* Task data:
==========

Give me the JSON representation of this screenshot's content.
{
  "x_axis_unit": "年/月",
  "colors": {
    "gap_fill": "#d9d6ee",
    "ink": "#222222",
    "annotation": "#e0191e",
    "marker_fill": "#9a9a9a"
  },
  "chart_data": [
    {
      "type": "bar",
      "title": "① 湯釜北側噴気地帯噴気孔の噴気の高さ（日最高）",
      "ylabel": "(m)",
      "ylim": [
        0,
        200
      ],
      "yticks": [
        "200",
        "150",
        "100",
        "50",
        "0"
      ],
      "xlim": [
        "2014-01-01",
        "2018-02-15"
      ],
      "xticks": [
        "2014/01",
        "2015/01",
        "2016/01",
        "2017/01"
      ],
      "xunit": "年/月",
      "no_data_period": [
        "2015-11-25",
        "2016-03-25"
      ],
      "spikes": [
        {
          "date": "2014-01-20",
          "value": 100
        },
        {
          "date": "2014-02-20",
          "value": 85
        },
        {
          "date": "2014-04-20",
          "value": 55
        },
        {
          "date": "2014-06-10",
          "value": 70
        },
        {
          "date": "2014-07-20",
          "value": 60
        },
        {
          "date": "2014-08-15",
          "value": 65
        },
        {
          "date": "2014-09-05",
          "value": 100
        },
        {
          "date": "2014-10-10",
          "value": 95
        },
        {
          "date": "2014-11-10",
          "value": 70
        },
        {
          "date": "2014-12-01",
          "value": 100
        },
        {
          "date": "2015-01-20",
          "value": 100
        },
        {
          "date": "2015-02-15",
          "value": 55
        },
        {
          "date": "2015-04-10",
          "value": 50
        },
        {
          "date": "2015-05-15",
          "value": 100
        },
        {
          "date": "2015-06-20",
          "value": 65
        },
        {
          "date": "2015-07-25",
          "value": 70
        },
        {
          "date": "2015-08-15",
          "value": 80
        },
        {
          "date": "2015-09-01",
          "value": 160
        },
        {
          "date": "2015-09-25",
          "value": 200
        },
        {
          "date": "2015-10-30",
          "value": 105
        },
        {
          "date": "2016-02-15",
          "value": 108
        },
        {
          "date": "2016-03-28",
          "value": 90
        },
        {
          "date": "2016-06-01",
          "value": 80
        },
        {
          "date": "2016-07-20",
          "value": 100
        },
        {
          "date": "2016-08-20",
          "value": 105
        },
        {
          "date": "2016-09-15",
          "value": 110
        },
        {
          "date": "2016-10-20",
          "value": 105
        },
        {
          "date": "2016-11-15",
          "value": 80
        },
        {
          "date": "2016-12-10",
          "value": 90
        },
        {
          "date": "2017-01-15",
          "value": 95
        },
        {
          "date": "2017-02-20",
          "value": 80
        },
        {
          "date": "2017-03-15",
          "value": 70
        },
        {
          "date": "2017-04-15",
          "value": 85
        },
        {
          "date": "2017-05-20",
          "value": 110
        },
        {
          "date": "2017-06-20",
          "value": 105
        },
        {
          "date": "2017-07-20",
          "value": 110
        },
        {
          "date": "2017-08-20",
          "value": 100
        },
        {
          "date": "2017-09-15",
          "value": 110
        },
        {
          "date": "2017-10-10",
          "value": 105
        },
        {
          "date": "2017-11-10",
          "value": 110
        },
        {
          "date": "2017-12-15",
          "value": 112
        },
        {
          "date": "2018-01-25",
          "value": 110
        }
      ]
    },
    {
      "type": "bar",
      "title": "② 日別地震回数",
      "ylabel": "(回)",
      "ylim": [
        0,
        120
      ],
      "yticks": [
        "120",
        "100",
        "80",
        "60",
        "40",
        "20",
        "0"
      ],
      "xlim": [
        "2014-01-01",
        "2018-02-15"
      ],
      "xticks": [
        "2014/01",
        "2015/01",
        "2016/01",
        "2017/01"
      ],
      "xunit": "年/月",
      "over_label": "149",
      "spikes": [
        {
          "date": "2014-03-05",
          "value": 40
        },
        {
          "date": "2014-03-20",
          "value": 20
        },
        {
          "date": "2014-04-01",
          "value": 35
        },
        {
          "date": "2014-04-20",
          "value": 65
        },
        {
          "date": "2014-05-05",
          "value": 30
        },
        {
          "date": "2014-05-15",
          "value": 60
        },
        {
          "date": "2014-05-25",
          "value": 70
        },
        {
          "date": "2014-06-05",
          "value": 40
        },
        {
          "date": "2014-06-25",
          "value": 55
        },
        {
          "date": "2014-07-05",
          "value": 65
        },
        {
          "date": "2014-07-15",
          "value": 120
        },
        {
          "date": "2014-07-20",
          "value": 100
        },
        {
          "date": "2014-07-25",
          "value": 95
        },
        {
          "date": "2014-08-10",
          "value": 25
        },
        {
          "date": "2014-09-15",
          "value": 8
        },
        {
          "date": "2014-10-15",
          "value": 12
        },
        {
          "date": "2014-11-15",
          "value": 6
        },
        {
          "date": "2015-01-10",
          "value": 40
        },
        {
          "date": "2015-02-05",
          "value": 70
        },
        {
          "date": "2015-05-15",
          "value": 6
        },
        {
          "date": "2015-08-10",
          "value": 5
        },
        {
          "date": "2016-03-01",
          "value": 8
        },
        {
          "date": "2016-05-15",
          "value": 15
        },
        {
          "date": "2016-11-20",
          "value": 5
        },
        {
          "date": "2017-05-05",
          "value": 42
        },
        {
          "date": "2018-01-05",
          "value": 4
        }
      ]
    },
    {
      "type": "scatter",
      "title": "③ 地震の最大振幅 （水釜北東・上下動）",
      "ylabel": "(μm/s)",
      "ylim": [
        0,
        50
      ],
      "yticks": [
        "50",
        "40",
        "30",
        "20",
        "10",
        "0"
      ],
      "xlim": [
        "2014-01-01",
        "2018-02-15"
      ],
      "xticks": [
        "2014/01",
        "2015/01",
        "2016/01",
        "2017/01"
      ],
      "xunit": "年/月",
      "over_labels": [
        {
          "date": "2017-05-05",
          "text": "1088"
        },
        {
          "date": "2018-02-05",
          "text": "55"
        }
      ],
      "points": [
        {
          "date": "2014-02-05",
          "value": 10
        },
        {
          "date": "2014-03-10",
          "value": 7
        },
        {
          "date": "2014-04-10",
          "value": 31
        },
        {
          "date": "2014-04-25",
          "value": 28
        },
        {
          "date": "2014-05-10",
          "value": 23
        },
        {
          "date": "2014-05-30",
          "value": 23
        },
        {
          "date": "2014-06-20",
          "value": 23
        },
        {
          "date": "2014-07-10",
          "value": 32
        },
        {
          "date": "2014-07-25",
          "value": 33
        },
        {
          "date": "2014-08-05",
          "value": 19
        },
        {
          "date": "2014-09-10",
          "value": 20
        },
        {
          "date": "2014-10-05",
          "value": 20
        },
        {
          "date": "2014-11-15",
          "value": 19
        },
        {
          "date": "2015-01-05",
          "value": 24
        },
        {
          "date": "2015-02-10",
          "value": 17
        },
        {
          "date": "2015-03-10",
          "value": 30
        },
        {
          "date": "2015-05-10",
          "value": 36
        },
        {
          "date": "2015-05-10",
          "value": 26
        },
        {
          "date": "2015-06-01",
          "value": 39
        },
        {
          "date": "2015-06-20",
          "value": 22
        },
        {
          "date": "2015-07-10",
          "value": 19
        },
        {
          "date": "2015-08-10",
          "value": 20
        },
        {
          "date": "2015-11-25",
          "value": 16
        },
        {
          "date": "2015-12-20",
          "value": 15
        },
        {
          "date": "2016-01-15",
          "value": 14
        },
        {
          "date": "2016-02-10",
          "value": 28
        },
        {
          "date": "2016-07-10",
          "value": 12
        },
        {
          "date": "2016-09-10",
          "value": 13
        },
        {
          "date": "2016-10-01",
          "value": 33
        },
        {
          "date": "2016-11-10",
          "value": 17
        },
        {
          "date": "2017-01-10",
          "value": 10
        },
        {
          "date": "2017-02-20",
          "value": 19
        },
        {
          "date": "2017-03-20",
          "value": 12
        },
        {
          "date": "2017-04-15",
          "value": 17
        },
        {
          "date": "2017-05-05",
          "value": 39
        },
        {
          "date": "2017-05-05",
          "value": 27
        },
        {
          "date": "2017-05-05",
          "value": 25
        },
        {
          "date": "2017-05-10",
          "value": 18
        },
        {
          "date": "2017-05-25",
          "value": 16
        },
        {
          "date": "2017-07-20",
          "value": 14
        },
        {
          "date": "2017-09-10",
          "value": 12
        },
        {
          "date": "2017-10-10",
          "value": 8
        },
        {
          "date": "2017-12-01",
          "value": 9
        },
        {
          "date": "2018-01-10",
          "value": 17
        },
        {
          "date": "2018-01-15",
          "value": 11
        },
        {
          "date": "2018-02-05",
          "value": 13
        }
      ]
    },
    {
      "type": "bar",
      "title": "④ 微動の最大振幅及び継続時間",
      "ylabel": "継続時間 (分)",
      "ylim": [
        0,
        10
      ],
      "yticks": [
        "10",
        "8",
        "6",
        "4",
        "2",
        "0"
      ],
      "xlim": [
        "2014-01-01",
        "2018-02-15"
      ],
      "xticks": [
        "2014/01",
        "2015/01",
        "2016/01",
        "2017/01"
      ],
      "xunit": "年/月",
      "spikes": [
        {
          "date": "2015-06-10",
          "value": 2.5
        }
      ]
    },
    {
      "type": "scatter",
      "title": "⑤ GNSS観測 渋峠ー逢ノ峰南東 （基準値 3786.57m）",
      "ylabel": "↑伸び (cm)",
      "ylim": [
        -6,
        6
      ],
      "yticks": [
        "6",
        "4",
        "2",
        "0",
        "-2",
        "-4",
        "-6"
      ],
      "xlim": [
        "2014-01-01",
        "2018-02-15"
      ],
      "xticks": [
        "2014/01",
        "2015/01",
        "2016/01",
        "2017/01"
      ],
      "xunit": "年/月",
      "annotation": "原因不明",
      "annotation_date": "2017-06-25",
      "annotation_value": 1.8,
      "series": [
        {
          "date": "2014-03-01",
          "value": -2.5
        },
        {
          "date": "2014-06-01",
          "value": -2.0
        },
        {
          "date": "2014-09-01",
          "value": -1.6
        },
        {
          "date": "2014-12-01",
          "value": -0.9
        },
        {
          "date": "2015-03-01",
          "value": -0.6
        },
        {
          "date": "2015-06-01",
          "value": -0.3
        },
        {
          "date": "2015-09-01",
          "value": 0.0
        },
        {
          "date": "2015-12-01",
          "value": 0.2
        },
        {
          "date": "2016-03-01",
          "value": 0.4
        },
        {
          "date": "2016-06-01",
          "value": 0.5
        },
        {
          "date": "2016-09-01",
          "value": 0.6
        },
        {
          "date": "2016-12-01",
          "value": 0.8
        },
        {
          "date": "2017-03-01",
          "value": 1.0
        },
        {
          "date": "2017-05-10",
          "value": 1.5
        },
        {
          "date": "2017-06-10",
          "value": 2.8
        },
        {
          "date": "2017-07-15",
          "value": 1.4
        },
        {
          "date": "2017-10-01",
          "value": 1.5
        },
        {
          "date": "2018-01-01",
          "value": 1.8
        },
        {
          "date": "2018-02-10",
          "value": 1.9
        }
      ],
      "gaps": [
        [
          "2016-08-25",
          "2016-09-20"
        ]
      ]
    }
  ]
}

==========

* Stated task:
Where a line in the material contains "ylabel", copy that line.

* Reply:
      "ylabel": "(m)",
      "ylabel": "(回)",
      "ylabel": "(μm/s)",
      "ylabel": "継続時間 (分)",
      "ylabel": "↑伸び (cm)",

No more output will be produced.